■ WORK TO BE COMPLETED: Copy all lines of the listing that include the string "color".

(Stored items from a collection)
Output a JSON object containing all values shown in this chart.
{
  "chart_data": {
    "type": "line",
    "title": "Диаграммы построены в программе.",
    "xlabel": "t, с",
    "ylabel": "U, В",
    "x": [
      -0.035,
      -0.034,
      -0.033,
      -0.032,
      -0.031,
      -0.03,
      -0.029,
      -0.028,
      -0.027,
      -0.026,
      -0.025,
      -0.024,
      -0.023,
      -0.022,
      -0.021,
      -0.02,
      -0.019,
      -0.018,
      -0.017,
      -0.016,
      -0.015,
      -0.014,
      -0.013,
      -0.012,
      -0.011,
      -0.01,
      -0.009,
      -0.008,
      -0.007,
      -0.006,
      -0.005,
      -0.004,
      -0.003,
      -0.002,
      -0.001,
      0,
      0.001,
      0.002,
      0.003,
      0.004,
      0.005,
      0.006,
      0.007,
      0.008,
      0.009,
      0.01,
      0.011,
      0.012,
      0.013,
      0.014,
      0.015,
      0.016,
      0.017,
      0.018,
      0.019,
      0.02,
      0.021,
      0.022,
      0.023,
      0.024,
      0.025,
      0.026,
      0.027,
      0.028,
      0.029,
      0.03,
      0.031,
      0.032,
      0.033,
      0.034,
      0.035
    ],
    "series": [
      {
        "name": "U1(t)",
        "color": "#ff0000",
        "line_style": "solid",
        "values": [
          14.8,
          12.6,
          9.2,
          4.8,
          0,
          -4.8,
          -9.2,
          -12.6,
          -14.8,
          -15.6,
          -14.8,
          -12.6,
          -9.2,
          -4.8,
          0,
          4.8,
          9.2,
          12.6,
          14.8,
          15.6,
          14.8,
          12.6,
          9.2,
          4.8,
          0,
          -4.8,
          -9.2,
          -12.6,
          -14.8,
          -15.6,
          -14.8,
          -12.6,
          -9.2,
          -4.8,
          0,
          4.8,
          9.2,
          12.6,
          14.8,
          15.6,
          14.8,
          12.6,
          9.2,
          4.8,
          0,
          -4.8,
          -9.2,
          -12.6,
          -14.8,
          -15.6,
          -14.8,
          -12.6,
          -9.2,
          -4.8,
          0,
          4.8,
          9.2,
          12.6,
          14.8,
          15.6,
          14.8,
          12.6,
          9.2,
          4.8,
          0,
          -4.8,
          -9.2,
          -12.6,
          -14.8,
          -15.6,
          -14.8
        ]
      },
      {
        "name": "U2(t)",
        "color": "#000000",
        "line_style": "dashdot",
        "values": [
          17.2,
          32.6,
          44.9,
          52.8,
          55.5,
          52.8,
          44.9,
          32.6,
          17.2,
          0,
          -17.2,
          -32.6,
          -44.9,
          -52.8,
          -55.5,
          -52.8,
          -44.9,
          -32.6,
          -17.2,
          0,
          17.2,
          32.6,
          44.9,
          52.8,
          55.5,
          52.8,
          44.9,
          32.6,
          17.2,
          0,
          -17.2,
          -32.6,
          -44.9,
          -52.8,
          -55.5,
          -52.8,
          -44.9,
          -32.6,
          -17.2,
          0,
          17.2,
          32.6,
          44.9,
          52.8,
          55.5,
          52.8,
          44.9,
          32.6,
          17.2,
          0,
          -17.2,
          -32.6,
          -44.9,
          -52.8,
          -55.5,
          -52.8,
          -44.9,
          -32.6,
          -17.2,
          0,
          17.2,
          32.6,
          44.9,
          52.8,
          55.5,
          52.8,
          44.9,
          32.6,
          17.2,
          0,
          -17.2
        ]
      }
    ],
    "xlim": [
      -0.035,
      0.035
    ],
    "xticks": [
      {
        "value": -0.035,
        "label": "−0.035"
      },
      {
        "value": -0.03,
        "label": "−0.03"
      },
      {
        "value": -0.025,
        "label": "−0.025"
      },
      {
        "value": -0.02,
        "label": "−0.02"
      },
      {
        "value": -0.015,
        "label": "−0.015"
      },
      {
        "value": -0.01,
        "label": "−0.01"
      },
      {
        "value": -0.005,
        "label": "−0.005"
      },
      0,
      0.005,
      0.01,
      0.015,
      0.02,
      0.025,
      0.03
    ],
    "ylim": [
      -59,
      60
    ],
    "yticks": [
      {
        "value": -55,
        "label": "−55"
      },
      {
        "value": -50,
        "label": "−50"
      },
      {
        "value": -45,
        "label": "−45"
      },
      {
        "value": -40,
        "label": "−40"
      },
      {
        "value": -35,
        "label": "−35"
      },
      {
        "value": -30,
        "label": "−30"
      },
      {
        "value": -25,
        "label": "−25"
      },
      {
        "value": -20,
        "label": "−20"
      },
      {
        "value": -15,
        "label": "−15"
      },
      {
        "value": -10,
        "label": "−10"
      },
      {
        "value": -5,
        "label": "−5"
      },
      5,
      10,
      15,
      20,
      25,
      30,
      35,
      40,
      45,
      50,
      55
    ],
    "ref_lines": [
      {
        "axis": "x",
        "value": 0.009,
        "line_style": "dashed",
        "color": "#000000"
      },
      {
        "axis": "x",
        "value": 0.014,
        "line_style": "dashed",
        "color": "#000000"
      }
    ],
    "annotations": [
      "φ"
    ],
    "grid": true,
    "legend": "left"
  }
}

■ EXPECTED ANSWER:
        "color": "#ff0000",
        "color": "#000000",
        "color": "#000000"
        "color": "#000000"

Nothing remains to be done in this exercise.